PROBLEM TO SOLVE: Please print the lines from the one with "properties-dialog: Eigenschaften von" up to and including the one with "ok-button[interactable]: OK bbox=[84, 426, 159, 447]".

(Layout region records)
▼▼▼

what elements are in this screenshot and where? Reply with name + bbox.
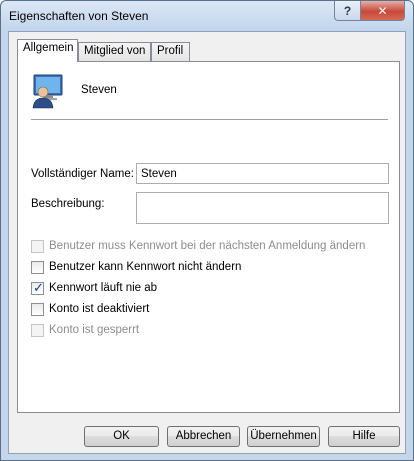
properties-dialog: Eigenschaften von Steven ? ✕ Allgemein M… bbox=[0, 0, 414, 461]
account-disabled-checkbox-row: Konto ist deaktiviert bbox=[31, 301, 149, 317]
account-disabled-checkbox[interactable] bbox=[31, 302, 44, 316]
fullname-label: Vollständiger Name: bbox=[31, 168, 134, 180]
ok-button[interactable]: OK bbox=[84, 426, 159, 447]
apply-button[interactable]: Übernehmen bbox=[247, 426, 320, 447]
title-bar[interactable]: Eigenschaften von Steven ? ✕ bbox=[1, 1, 413, 31]
dialog-body: Allgemein Mitglied von Profil Steven Vol… bbox=[8, 31, 406, 454]
tab-allgemein[interactable]: Allgemein bbox=[17, 39, 78, 62]
help-button[interactable]: Hilfe bbox=[328, 426, 400, 447]
divider bbox=[31, 119, 388, 120]
account-locked-checkbox-row: Konto ist gesperrt bbox=[31, 322, 139, 338]
password-never-expires-label: Kennwort läuft nie ab bbox=[49, 282, 158, 294]
must-change-password-checkbox[interactable] bbox=[31, 239, 44, 253]
checkmark-icon: ✓ bbox=[33, 279, 44, 295]
cannot-change-password-label: Benutzer kann Kennwort nicht ändern bbox=[49, 261, 242, 273]
close-button[interactable]: ✕ bbox=[360, 1, 405, 21]
account-disabled-label: Konto ist deaktiviert bbox=[49, 303, 150, 315]
tab-mitglied-von[interactable]: Mitglied von bbox=[78, 42, 151, 61]
cannot-change-password-checkbox-row: Benutzer kann Kennwort nicht ändern bbox=[31, 259, 241, 275]
description-label: Beschreibung: bbox=[31, 198, 105, 210]
user-account-icon bbox=[32, 74, 63, 109]
account-locked-checkbox[interactable] bbox=[31, 323, 44, 337]
account-locked-label: Konto ist gesperrt bbox=[49, 324, 140, 336]
password-never-expires-checkbox-row: ✓ Kennwort läuft nie ab bbox=[31, 280, 157, 296]
must-change-password-label: Benutzer muss Kennwort bei der nächsten … bbox=[49, 240, 366, 252]
cannot-change-password-checkbox[interactable] bbox=[31, 260, 44, 274]
fullname-input[interactable] bbox=[136, 163, 389, 184]
tab-profil[interactable]: Profil bbox=[151, 42, 190, 61]
help-title-button[interactable]: ? bbox=[334, 1, 361, 21]
must-change-password-checkbox-row: Benutzer muss Kennwort bei der nächsten … bbox=[31, 238, 365, 254]
cancel-button[interactable]: Abbrechen bbox=[167, 426, 240, 447]
user-name: Steven bbox=[81, 84, 117, 96]
general-tab-panel: Steven Vollständiger Name: Beschreibung:… bbox=[17, 61, 400, 413]
description-input[interactable] bbox=[136, 192, 389, 224]
password-never-expires-checkbox[interactable]: ✓ bbox=[31, 279, 44, 295]
window-title: Eigenschaften von Steven bbox=[9, 9, 149, 23]
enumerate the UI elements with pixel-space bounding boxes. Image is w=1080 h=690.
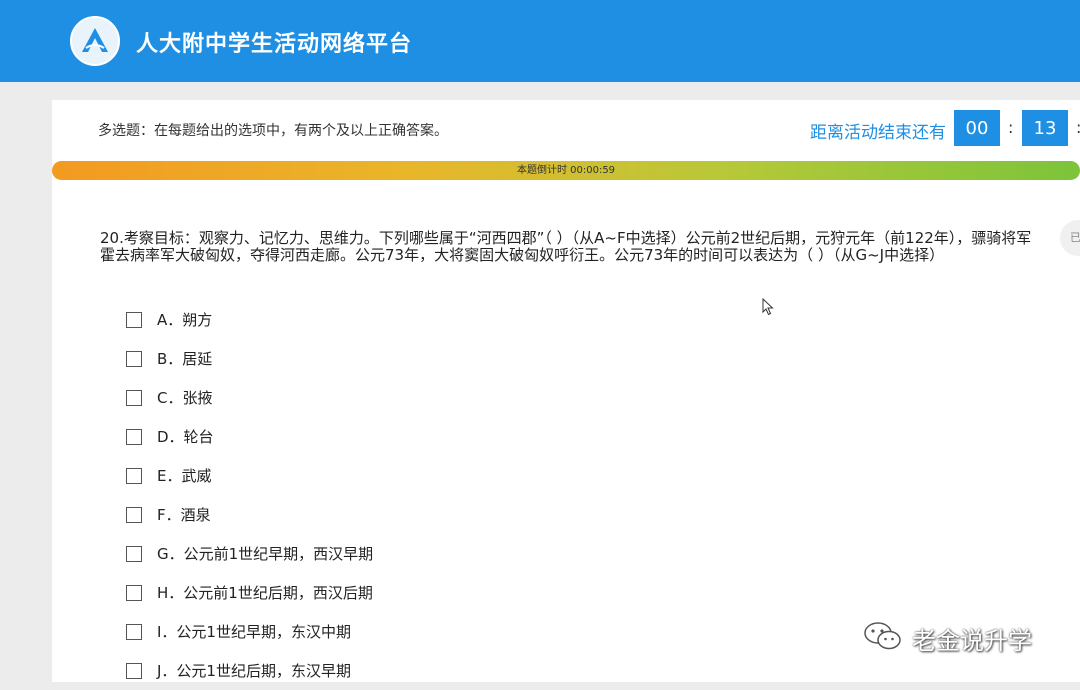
option-label: F．酒泉 (157, 506, 211, 524)
time-separator: : (1076, 118, 1080, 137)
option-label: D．轮台 (157, 428, 214, 446)
option-d[interactable]: D．轮台 (126, 417, 373, 456)
option-label: A．朔方 (157, 311, 213, 329)
question-timer-progress-bar: 本题倒计时 00:00:59 (52, 161, 1080, 180)
option-h[interactable]: H．公元前1世纪后期，西汉后期 (126, 573, 373, 612)
option-label: H．公元前1世纪后期，西汉后期 (157, 584, 373, 602)
countdown-label: 距离活动结束还有 (810, 123, 946, 143)
option-label: C．张掖 (157, 389, 213, 407)
time-separator: : (1008, 118, 1014, 137)
option-f[interactable]: F．酒泉 (126, 495, 373, 534)
watermark-text: 老金说升学 (912, 626, 1032, 655)
checkbox-h[interactable] (126, 584, 142, 601)
option-a[interactable]: A．朔方 (126, 300, 373, 339)
option-j[interactable]: J．公元1世纪后期，东汉早期 (126, 651, 373, 690)
checkbox-a[interactable] (126, 311, 142, 328)
option-label: I．公元1世纪早期，东汉中期 (157, 623, 351, 641)
option-b[interactable]: B．居延 (126, 339, 373, 378)
option-list: A．朔方 B．居延 C．张掖 D．轮台 E．武威 F．酒泉 G．公元前1世纪早期… (126, 300, 373, 690)
option-label: J．公元1世纪后期，东汉早期 (157, 662, 351, 680)
checkbox-g[interactable] (126, 545, 142, 562)
checkbox-e[interactable] (126, 467, 142, 484)
question-panel: 多选题：在每题给出的选项中，有两个及以上正确答案。 距离活动结束还有 00 : … (52, 100, 1080, 682)
question-timer-text: 本题倒计时 00:00:59 (516, 165, 616, 176)
question-type-instruction: 多选题：在每题给出的选项中，有两个及以上正确答案。 (98, 123, 448, 139)
question-text: 20.考察目标：观察力、记忆力、思维力。下列哪些属于“河西四郡”（ ）（从A~F… (100, 229, 1032, 264)
checkbox-j[interactable] (126, 662, 142, 679)
checkbox-f[interactable] (126, 506, 142, 523)
countdown-minutes: 00 (954, 110, 1000, 146)
watermark: 老金说升学 (862, 620, 1032, 656)
side-answered-tab[interactable]: 已 (1060, 220, 1080, 256)
school-logo-icon (70, 16, 120, 66)
option-i[interactable]: I．公元1世纪早期，东汉中期 (126, 612, 373, 651)
option-label: B．居延 (157, 350, 213, 368)
checkbox-d[interactable] (126, 428, 142, 445)
option-c[interactable]: C．张掖 (126, 378, 373, 417)
checkbox-i[interactable] (126, 623, 142, 640)
checkbox-c[interactable] (126, 389, 142, 406)
wechat-icon (862, 620, 904, 656)
app-title: 人大附中学生活动网络平台 (136, 32, 413, 57)
option-g[interactable]: G．公元前1世纪早期，西汉早期 (126, 534, 373, 573)
mouse-pointer-icon (762, 297, 774, 320)
option-e[interactable]: E．武威 (126, 456, 373, 495)
top-header: 人大附中学生活动网络平台 (0, 0, 1080, 82)
option-label: E．武威 (157, 467, 212, 485)
countdown-seconds: 13 (1022, 110, 1068, 146)
checkbox-b[interactable] (126, 350, 142, 367)
option-label: G．公元前1世纪早期，西汉早期 (157, 545, 374, 563)
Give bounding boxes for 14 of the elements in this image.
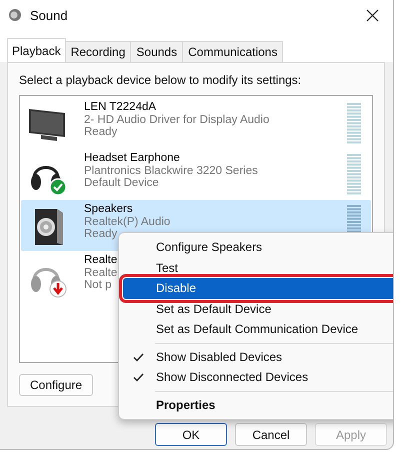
device-status: Default Device — [84, 177, 159, 190]
instruction-text: Select a playback device below to modify its settings: — [19, 73, 302, 87]
device-driver: Realte — [84, 266, 118, 279]
device-name: Speakers — [84, 203, 133, 216]
device-status: Ready — [84, 126, 118, 138]
device-driver: Realtek(P) Audio — [84, 216, 170, 228]
device-name: Realte — [84, 254, 118, 266]
window-title: Sound — [30, 8, 69, 22]
device-status: Not p — [84, 279, 112, 292]
device-driver: Plantronics Blackwire 3220 Series — [84, 164, 258, 177]
device-name: Headset Earphone — [84, 152, 180, 164]
device-name: LEN T2224dA — [84, 101, 156, 114]
device-driver: 2- HD Audio Driver for Display Audio — [84, 114, 270, 126]
device-status: Ready — [84, 228, 118, 240]
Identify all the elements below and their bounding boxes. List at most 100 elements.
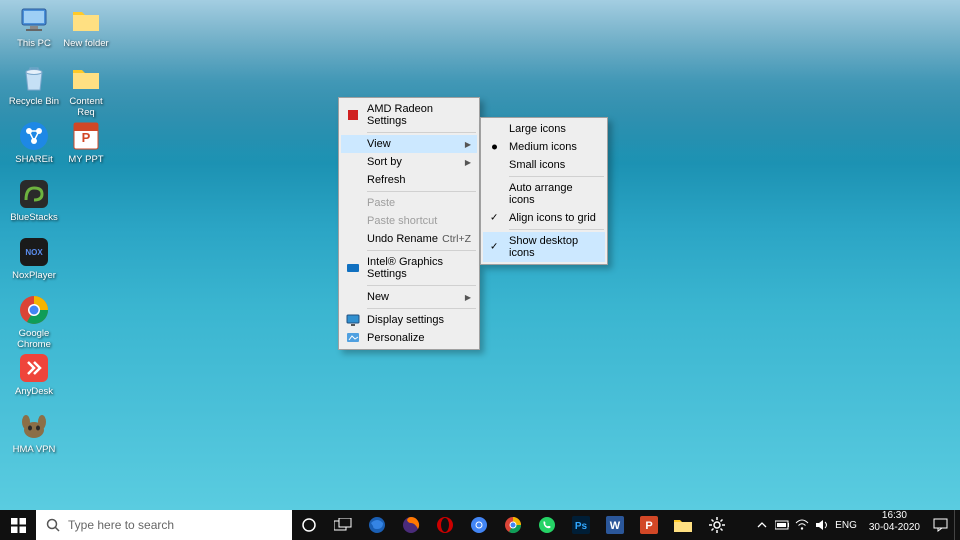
ctx-amd-radeon-settings[interactable]: AMD Radeon Settings (341, 100, 477, 130)
svg-text:P: P (82, 130, 91, 145)
desktop-wallpaper[interactable]: This PCNew folderRecycle BinContent ReqS… (0, 0, 960, 510)
ctx-paste: Paste (341, 194, 477, 212)
task-view-icon (334, 518, 352, 532)
checkmark-icon: ✓ (490, 213, 498, 224)
ctx-medium-icons[interactable]: Medium icons (483, 138, 605, 156)
svg-text:P: P (645, 520, 652, 532)
task-view-button[interactable] (326, 510, 360, 540)
desktop-icon-label: Content Req (60, 96, 112, 118)
desktop-icon-label: Google Chrome (8, 328, 60, 350)
desktop-icon-bluestacks[interactable]: BlueStacks (8, 178, 60, 223)
ctx-separator (367, 285, 476, 286)
opera-icon (435, 515, 455, 535)
ctx-view[interactable]: View ▶ (341, 135, 477, 153)
google-chrome-icon (18, 294, 50, 326)
action-center-button[interactable] (926, 510, 954, 540)
show-desktop-button[interactable] (954, 510, 960, 540)
noxplayer-icon: NOX (18, 236, 50, 268)
desktop-icon-anydesk[interactable]: AnyDesk (8, 352, 60, 397)
taskbar-app-photoshop[interactable]: Ps (564, 510, 598, 540)
taskbar-spacer (734, 510, 749, 540)
ctx-display-settings[interactable]: Display settings (341, 311, 477, 329)
desktop-icon-this-pc[interactable]: This PC (8, 4, 60, 49)
hma-vpn-icon (18, 410, 50, 442)
ctx-auto-arrange[interactable]: Auto arrange icons (483, 179, 605, 209)
taskbar-app-powerpoint[interactable]: P (632, 510, 666, 540)
ctx-separator (367, 250, 476, 251)
desktop-icon-label: Recycle Bin (9, 96, 59, 107)
word-icon: W (605, 515, 625, 535)
windows-logo-icon (11, 518, 26, 533)
taskbar-clock[interactable]: 16:30 30-04-2020 (863, 510, 926, 540)
desktop-icon-recycle-bin[interactable]: Recycle Bin (8, 62, 60, 107)
radio-selected-icon (492, 145, 497, 150)
desktop-icon-label: BlueStacks (10, 212, 58, 223)
intel-icon (345, 260, 361, 276)
ctx-show-desktop-icons[interactable]: ✓ Show desktop icons (483, 232, 605, 262)
view-submenu: Large icons Medium icons Small icons Aut… (480, 117, 608, 265)
desktop-icon-label: NoxPlayer (12, 270, 56, 281)
desktop-icon-new-folder[interactable]: New folder (60, 4, 112, 49)
taskbar-app-chrome-canary[interactable] (462, 510, 496, 540)
taskbar-app-chrome[interactable] (496, 510, 530, 540)
search-placeholder: Type here to search (68, 518, 174, 532)
search-icon (46, 518, 60, 532)
taskbar-app-firefox[interactable] (394, 510, 428, 540)
desktop-context-menu: AMD Radeon Settings View ▶ Sort by ▶ Ref… (338, 97, 480, 350)
taskbar-app-opera[interactable] (428, 510, 462, 540)
ctx-separator (367, 308, 476, 309)
desktop-icon-label: AnyDesk (15, 386, 53, 397)
taskbar-app-word[interactable]: W (598, 510, 632, 540)
ctx-align-to-grid[interactable]: ✓ Align icons to grid (483, 209, 605, 227)
clock-time: 16:30 (869, 510, 920, 522)
tray-battery-icon[interactable] (775, 518, 789, 532)
svg-text:Ps: Ps (575, 521, 588, 532)
ctx-large-icons[interactable]: Large icons (483, 120, 605, 138)
desktop-icon-hma-vpn[interactable]: HMA VPN (8, 410, 60, 455)
tray-wifi-icon[interactable] (795, 518, 809, 532)
recycle-bin-icon (18, 62, 50, 94)
chevron-right-icon: ▶ (465, 293, 471, 302)
search-box[interactable]: Type here to search (36, 510, 292, 540)
chrome-canary-icon (469, 515, 489, 535)
clock-date: 30-04-2020 (869, 522, 920, 534)
ctx-new[interactable]: New ▶ (341, 288, 477, 306)
bluestacks-icon (18, 178, 50, 210)
start-button[interactable] (0, 510, 36, 540)
taskbar-app-whatsapp[interactable] (530, 510, 564, 540)
cortana-icon (301, 517, 317, 533)
tray-language[interactable]: ENG (835, 520, 857, 531)
desktop-icon-noxplayer[interactable]: NOX NoxPlayer (8, 236, 60, 281)
notification-icon (933, 518, 948, 532)
desktop-icon-google-chrome[interactable]: Google Chrome (8, 294, 60, 350)
whatsapp-icon (537, 515, 557, 535)
ctx-refresh[interactable]: Refresh (341, 171, 477, 189)
chevron-right-icon: ▶ (465, 158, 471, 167)
content-req-icon (70, 62, 102, 94)
desktop-icon-shareit[interactable]: SHAREit (8, 120, 60, 165)
ctx-personalize[interactable]: Personalize (341, 329, 477, 347)
desktop-icon-my-ppt[interactable]: PMY PPT (60, 120, 112, 165)
anydesk-icon (18, 352, 50, 384)
taskbar-app-settings[interactable] (700, 510, 734, 540)
ctx-paste-shortcut: Paste shortcut (341, 212, 477, 230)
new-folder-icon (70, 4, 102, 36)
tray-volume-icon[interactable] (815, 518, 829, 532)
tray-chevron-up-icon[interactable] (755, 518, 769, 532)
amd-icon (345, 107, 361, 123)
desktop-icon-label: New folder (63, 38, 108, 49)
personalize-icon (345, 330, 361, 346)
ctx-sort-by[interactable]: Sort by ▶ (341, 153, 477, 171)
cortana-button[interactable] (292, 510, 326, 540)
ctx-small-icons[interactable]: Small icons (483, 156, 605, 174)
ctx-shortcut-label: Ctrl+Z (442, 233, 471, 245)
edge-icon (367, 515, 387, 535)
desktop-icon-label: HMA VPN (13, 444, 56, 455)
taskbar-app-file-explorer[interactable] (666, 510, 700, 540)
ctx-undo-rename[interactable]: Undo Rename Ctrl+Z (341, 230, 477, 248)
desktop-icon-content-req[interactable]: Content Req (60, 62, 112, 118)
monitor-icon (345, 312, 361, 328)
taskbar-app-edge[interactable] (360, 510, 394, 540)
shareit-icon (18, 120, 50, 152)
ctx-intel-graphics[interactable]: Intel® Graphics Settings (341, 253, 477, 283)
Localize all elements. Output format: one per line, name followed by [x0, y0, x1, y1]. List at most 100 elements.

▲▲▲

ANSWER BELOW:
properties-dialog: Eigenschaften von Steven ? ✕ Allgemein M… bbox=[0, 0, 414, 461]
account-disabled-checkbox-row: Konto ist deaktiviert bbox=[31, 301, 149, 317]
account-disabled-checkbox[interactable] bbox=[31, 302, 44, 316]
fullname-label: Vollständiger Name: bbox=[31, 168, 134, 180]
ok-button[interactable]: OK bbox=[84, 426, 159, 447]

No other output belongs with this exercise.